------ GIVEN ENTRIES
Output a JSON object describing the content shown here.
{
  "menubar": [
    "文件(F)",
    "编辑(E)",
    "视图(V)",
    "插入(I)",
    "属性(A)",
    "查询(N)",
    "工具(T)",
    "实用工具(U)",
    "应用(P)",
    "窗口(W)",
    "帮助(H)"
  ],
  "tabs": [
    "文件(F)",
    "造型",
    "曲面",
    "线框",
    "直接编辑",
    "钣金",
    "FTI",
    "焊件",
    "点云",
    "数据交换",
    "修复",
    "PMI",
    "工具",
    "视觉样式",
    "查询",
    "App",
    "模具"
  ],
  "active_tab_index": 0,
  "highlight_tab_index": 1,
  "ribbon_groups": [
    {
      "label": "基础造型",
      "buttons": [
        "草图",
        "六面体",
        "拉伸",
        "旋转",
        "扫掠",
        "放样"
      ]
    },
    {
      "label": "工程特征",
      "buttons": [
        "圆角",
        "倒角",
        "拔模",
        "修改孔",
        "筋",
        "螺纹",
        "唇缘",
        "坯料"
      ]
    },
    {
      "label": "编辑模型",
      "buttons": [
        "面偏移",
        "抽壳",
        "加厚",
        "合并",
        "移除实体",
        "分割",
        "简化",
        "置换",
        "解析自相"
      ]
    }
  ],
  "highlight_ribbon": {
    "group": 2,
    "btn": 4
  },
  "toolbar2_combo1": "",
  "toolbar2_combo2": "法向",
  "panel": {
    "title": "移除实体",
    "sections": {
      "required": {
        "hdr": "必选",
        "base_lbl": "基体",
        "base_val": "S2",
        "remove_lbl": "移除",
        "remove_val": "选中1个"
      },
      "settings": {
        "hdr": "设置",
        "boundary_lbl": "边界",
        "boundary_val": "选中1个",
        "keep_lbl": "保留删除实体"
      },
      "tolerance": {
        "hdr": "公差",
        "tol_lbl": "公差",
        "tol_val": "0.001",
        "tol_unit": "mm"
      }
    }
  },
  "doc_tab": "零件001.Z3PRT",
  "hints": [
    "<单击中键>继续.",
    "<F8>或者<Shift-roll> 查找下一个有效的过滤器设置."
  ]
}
------------
PROBLEM DETAILS: From the records above, extract every entry exactly as given.

WRITTEN ANSWER:
Output a JSON object describing the content shown here.
{
  "menubar": [
    "文件(F)",
    "编辑(E)",
    "视图(V)",
    "插入(I)",
    "属性(A)",
    "查询(N)",
    "工具(T)",
    "实用工具(U)",
    "应用(P)",
    "窗口(W)",
    "帮助(H)"
  ],
  "tabs": [
    "文件(F)",
    "造型",
    "曲面",
    "线框",
    "直接编辑",
    "钣金",
    "FTI",
    "焊件",
    "点云",
    "数据交换",
    "修复",
    "PMI",
    "工具",
    "视觉样式",
    "查询",
    "App",
    "模具"
  ],
  "active_tab_index": 0,
  "highlight_tab_index": 1,
  "ribbon_groups": [
    {
      "label": "基础造型",
      "buttons": [
        "草图",
        "六面体",
        "拉伸",
        "旋转",
        "扫掠",
        "放样"
      ]
    },
    {
      "label": "工程特征",
      "buttons": [
        "圆角",
        "倒角",
        "拔模",
        "修改孔",
        "筋",
        "螺纹",
        "唇缘",
        "坯料"
      ]
    },
    {
      "label": "编辑模型",
      "buttons": [
        "面偏移",
        "抽壳",
        "加厚",
        "合并",
        "移除实体",
        "分割",
        "简化",
        "置换",
        "解析自相"
      ]
    }
  ],
  "highlight_ribbon": {
    "group": 2,
    "btn": 4
  },
  "toolbar2_combo1": "",
  "toolbar2_combo2": "法向",
  "panel": {
    "title": "移除实体",
    "sections": {
      "required": {
        "hdr": "必选",
        "base_lbl": "基体",
        "base_val": "S2",
        "remove_lbl": "移除",
        "remove_val": "选中1个"
      },
      "settings": {
        "hdr": "设置",
        "boundary_lbl": "边界",
        "boundary_val": "选中1个",
        "keep_lbl": "保留删除实体"
      },
      "tolerance": {
        "hdr": "公差",
        "tol_lbl": "公差",
        "tol_val": "0.001",
        "tol_unit": "mm"
      }
    }
  },
  "doc_tab": "零件001.Z3PRT",
  "hints": [
    "<单击中键>继续.",
    "<F8>或者<Shift-roll> 查找下一个有效的过滤器设置."
  ]
}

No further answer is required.